#### SUPPLIED INFORMATION

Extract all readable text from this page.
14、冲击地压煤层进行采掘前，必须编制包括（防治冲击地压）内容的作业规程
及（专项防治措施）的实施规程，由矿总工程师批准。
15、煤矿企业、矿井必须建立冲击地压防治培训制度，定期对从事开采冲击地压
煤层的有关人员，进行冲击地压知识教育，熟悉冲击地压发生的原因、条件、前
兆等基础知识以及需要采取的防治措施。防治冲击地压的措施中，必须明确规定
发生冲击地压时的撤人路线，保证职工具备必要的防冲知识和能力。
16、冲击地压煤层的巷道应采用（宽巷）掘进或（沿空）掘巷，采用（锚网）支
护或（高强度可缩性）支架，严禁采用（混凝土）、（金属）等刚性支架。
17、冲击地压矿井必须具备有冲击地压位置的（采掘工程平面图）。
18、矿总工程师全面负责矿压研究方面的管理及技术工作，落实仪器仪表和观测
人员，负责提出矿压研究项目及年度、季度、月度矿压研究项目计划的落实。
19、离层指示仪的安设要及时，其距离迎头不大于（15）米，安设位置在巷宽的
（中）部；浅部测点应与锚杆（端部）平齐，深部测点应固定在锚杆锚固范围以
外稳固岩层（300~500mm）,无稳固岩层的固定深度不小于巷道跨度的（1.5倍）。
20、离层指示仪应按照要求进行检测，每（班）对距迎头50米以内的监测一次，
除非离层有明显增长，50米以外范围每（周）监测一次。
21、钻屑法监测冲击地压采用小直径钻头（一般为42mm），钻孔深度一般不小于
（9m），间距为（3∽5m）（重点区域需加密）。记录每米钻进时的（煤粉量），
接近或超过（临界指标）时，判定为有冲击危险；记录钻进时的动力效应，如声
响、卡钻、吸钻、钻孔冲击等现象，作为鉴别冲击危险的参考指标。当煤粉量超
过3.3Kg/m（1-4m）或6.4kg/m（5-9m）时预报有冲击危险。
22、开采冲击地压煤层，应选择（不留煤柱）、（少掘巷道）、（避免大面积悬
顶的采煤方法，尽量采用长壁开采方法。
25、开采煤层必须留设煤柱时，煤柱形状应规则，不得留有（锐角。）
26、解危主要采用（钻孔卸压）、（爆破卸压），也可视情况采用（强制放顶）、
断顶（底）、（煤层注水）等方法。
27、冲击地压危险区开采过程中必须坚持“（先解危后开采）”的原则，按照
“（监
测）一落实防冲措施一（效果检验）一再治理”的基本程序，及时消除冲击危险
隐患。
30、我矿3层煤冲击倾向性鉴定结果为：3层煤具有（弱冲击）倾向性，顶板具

#### TASK BRIEF
All of the entries above must be quoted exactly.

#### FINAL ANSWER
Extract all readable text from this page.
14、冲击地压煤层进行采掘前，必须编制包括（防治冲击地压）内容的作业规程
及（专项防治措施）的实施规程，由矿总工程师批准。
15、煤矿企业、矿井必须建立冲击地压防治培训制度，定期对从事开采冲击地压
煤层的有关人员，进行冲击地压知识教育，熟悉冲击地压发生的原因、条件、前
兆等基础知识以及需要采取的防治措施。防治冲击地压的措施中，必须明确规定
发生冲击地压时的撤人路线，保证职工具备必要的防冲知识和能力。
16、冲击地压煤层的巷道应采用（宽巷）掘进或（沿空）掘巷，采用（锚网）支
护或（高强度可缩性）支架，严禁采用（混凝土）、（金属）等刚性支架。
17、冲击地压矿井必须具备有冲击地压位置的（采掘工程平面图）。
18、矿总工程师全面负责矿压研究方面的管理及技术工作，落实仪器仪表和观测
人员，负责提出矿压研究项目及年度、季度、月度矿压研究项目计划的落实。
19、离层指示仪的安设要及时，其距离迎头不大于（15）米，安设位置在巷宽的
（中）部；浅部测点应与锚杆（端部）平齐，深部测点应固定在锚杆锚固范围以
外稳固岩层（300~500mm）,无稳固岩层的固定深度不小于巷道跨度的（1.5倍）。
20、离层指示仪应按照要求进行检测，每（班）对距迎头50米以内的监测一次，
除非离层有明显增长，50米以外范围每（周）监测一次。
21、钻屑法监测冲击地压采用小直径钻头（一般为42mm），钻孔深度一般不小于
（9m），间距为（3∽5m）（重点区域需加密）。记录每米钻进时的（煤粉量），
接近或超过（临界指标）时，判定为有冲击危险；记录钻进时的动力效应，如声
响、卡钻、吸钻、钻孔冲击等现象，作为鉴别冲击危险的参考指标。当煤粉量超
过3.3Kg/m（1-4m）或6.4kg/m（5-9m）时预报有冲击危险。
22、开采冲击地压煤层，应选择（不留煤柱）、（少掘巷道）、（避免大面积悬
顶的采煤方法，尽量采用长壁开采方法。
25、开采煤层必须留设煤柱时，煤柱形状应规则，不得留有（锐角。）
26、解危主要采用（钻孔卸压）、（爆破卸压），也可视情况采用（强制放顶）、
断顶（底）、（煤层注水）等方法。
27、冲击地压危险区开采过程中必须坚持“（先解危后开采）”的原则，按照
“（监
测）一落实防冲措施一（效果检验）一再治理”的基本程序，及时消除冲击危险
隐患。
30、我矿3层煤冲击倾向性鉴定结果为：3层煤具有（弱冲击）倾向性，顶板具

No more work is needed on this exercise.